Required task. Every entry must be repeated exactly. Exclude all pictures.

Material.
▽

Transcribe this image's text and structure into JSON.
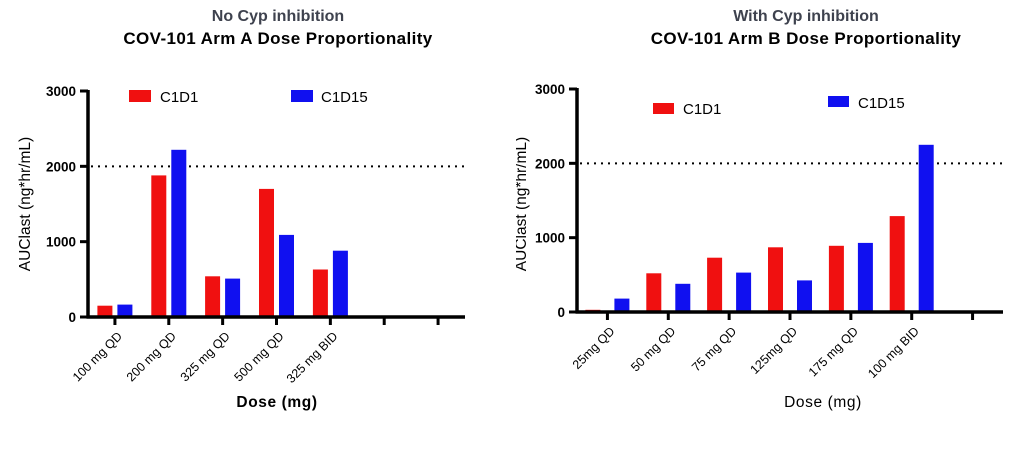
{
  "figure_background": "#ffffff",
  "colors": {
    "c1d1": "#f01010",
    "c1d15": "#1010f0",
    "axis": "#000000",
    "title_primary": "#3e424e",
    "title_secondary": "#000000",
    "reference_line": "#000000"
  },
  "chart_data": [
    {
      "type": "bar",
      "title": "No Cyp inhibition",
      "subtitle": "COV-101 Arm A Dose Proportionality",
      "xlabel": "Dose (mg)",
      "ylabel": "AUClast (ng*hr/mL)",
      "categories": [
        "100 mg QD",
        "200 mg QD",
        "325 mg QD",
        "500 mg QD",
        "325 mg BID"
      ],
      "series": [
        {
          "name": "C1D1",
          "color": "#f01010",
          "values": [
            150,
            1880,
            540,
            1700,
            630
          ]
        },
        {
          "name": "C1D15",
          "color": "#1010f0",
          "values": [
            165,
            2220,
            510,
            1090,
            880
          ]
        }
      ],
      "ylim": [
        0,
        3000
      ],
      "yticks": [
        0,
        1000,
        2000,
        3000
      ],
      "reference_line_y": 2000,
      "x_axis_slots": 7,
      "grid": false,
      "legend": [
        "C1D1",
        "C1D15"
      ],
      "legend_position": "top-inside"
    },
    {
      "type": "bar",
      "title": "With Cyp inhibition",
      "subtitle": "COV-101 Arm B Dose Proportionality",
      "xlabel": "Dose (mg)",
      "ylabel": "AUClast (ng*hr/mL)",
      "categories": [
        "25mg QD",
        "50 mg QD",
        "75 mg QD",
        "125mg QD",
        "175 mg QD",
        "100 mg BID"
      ],
      "series": [
        {
          "name": "C1D1",
          "color": "#f01010",
          "values": [
            30,
            520,
            730,
            870,
            890,
            1290
          ]
        },
        {
          "name": "C1D15",
          "color": "#1010f0",
          "values": [
            180,
            380,
            530,
            425,
            930,
            2250
          ]
        }
      ],
      "ylim": [
        0,
        3000
      ],
      "yticks": [
        0,
        1000,
        2000,
        3000
      ],
      "reference_line_y": 2000,
      "x_axis_slots": 7,
      "grid": false,
      "legend": [
        "C1D1",
        "C1D15"
      ],
      "legend_position": "top-inside"
    }
  ]
}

△

Exercise answer.
Transcribe this image's text and structure into JSON.
{
  "figure_background": "#ffffff",
  "colors": {
    "c1d1": "#f01010",
    "c1d15": "#1010f0",
    "axis": "#000000",
    "title_primary": "#3e424e",
    "title_secondary": "#000000",
    "reference_line": "#000000"
  },
  "chart_data": [
    {
      "type": "bar",
      "title": "No Cyp inhibition",
      "subtitle": "COV-101 Arm A Dose Proportionality",
      "xlabel": "Dose (mg)",
      "ylabel": "AUClast (ng*hr/mL)",
      "categories": [
        "100 mg QD",
        "200 mg QD",
        "325 mg QD",
        "500 mg QD",
        "325 mg BID"
      ],
      "series": [
        {
          "name": "C1D1",
          "color": "#f01010",
          "values": [
            150,
            1880,
            540,
            1700,
            630
          ]
        },
        {
          "name": "C1D15",
          "color": "#1010f0",
          "values": [
            165,
            2220,
            510,
            1090,
            880
          ]
        }
      ],
      "ylim": [
        0,
        3000
      ],
      "yticks": [
        0,
        1000,
        2000,
        3000
      ],
      "reference_line_y": 2000,
      "x_axis_slots": 7,
      "grid": false,
      "legend": [
        "C1D1",
        "C1D15"
      ],
      "legend_position": "top-inside"
    },
    {
      "type": "bar",
      "title": "With Cyp inhibition",
      "subtitle": "COV-101 Arm B Dose Proportionality",
      "xlabel": "Dose (mg)",
      "ylabel": "AUClast (ng*hr/mL)",
      "categories": [
        "25mg QD",
        "50 mg QD",
        "75 mg QD",
        "125mg QD",
        "175 mg QD",
        "100 mg BID"
      ],
      "series": [
        {
          "name": "C1D1",
          "color": "#f01010",
          "values": [
            30,
            520,
            730,
            870,
            890,
            1290
          ]
        },
        {
          "name": "C1D15",
          "color": "#1010f0",
          "values": [
            180,
            380,
            530,
            425,
            930,
            2250
          ]
        }
      ],
      "ylim": [
        0,
        3000
      ],
      "yticks": [
        0,
        1000,
        2000,
        3000
      ],
      "reference_line_y": 2000,
      "x_axis_slots": 7,
      "grid": false,
      "legend": [
        "C1D1",
        "C1D15"
      ],
      "legend_position": "top-inside"
    }
  ]
}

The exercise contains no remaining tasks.